Pick out the lines below with "Biomasa" and list them.
** start **
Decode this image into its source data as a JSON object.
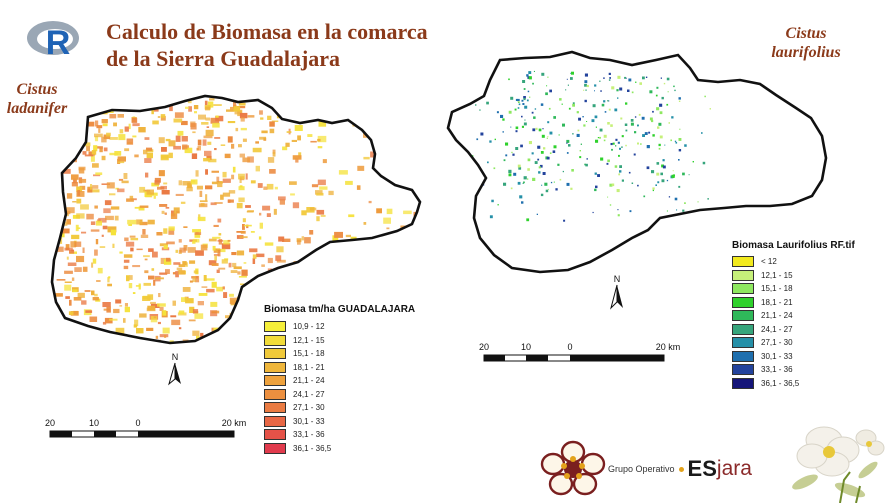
{
  "title": {
    "line1": "Calculo de Biomasa en la comarca",
    "line2": "de la Sierra Guadalajara"
  },
  "r_logo": {
    "letter": "R",
    "icon": "r-logo-icon",
    "ring_color": "#8a9aab",
    "letter_color": "#1f63b5"
  },
  "left_map": {
    "species_line1": "Cistus",
    "species_line2": "ladanifer",
    "legend_title": "Biomasa tm/ha GUADALAJARA",
    "legend": [
      {
        "label": "10,9 - 12",
        "color": "#f5ef3a"
      },
      {
        "label": "12,1 - 15",
        "color": "#f2dc3a"
      },
      {
        "label": "15,1 - 18",
        "color": "#f0c93a"
      },
      {
        "label": "18,1 - 21",
        "color": "#efb63b"
      },
      {
        "label": "21,1 - 24",
        "color": "#eea23d"
      },
      {
        "label": "24,1 - 27",
        "color": "#ec8f3f"
      },
      {
        "label": "27,1 - 30",
        "color": "#ea7b42"
      },
      {
        "label": "30,1 - 33",
        "color": "#e86745"
      },
      {
        "label": "33,1 - 36",
        "color": "#e55248"
      },
      {
        "label": "36,1 - 36,5",
        "color": "#e13b4d"
      }
    ],
    "north_label": "N",
    "scale_labels": [
      "20",
      "10",
      "0",
      "20 km"
    ]
  },
  "right_map": {
    "species_line1": "Cistus",
    "species_line2": "laurifolius",
    "legend_title": "Biomasa Laurifolius RF.tif",
    "legend": [
      {
        "label": "< 12",
        "color": "#f2ea1e"
      },
      {
        "label": "12,1 - 15",
        "color": "#c6f07a"
      },
      {
        "label": "15,1 - 18",
        "color": "#8ee860"
      },
      {
        "label": "18,1 - 21",
        "color": "#2fd12c"
      },
      {
        "label": "21,1 - 24",
        "color": "#2fb85a"
      },
      {
        "label": "24,1 - 27",
        "color": "#36a57c"
      },
      {
        "label": "27,1 - 30",
        "color": "#2590a8"
      },
      {
        "label": "30,1 - 33",
        "color": "#1f6fae"
      },
      {
        "label": "33,1 - 36",
        "color": "#23439c"
      },
      {
        "label": "36,1 - 36,5",
        "color": "#151579"
      }
    ],
    "north_label": "N",
    "scale_labels": [
      "20",
      "10",
      "0",
      "20 km"
    ]
  },
  "footer": {
    "group_label": "Grupo Operativo",
    "brand_es": "ES",
    "brand_jara": "jara",
    "flower_logo_icon": "flower-logo-icon",
    "flower_photo_icon": "white-flower-photo-icon",
    "brand_es_color": "#1a1a1a",
    "brand_jara_color": "#8b2a2a",
    "dot_color": "#e3a21a"
  }
}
** end **
Exercise solution
    "line1": "Calculo de Biomasa en la comarca",
    "legend_title": "Biomasa tm/ha GUADALAJARA",
    "legend_title": "Biomasa Laurifolius RF.tif",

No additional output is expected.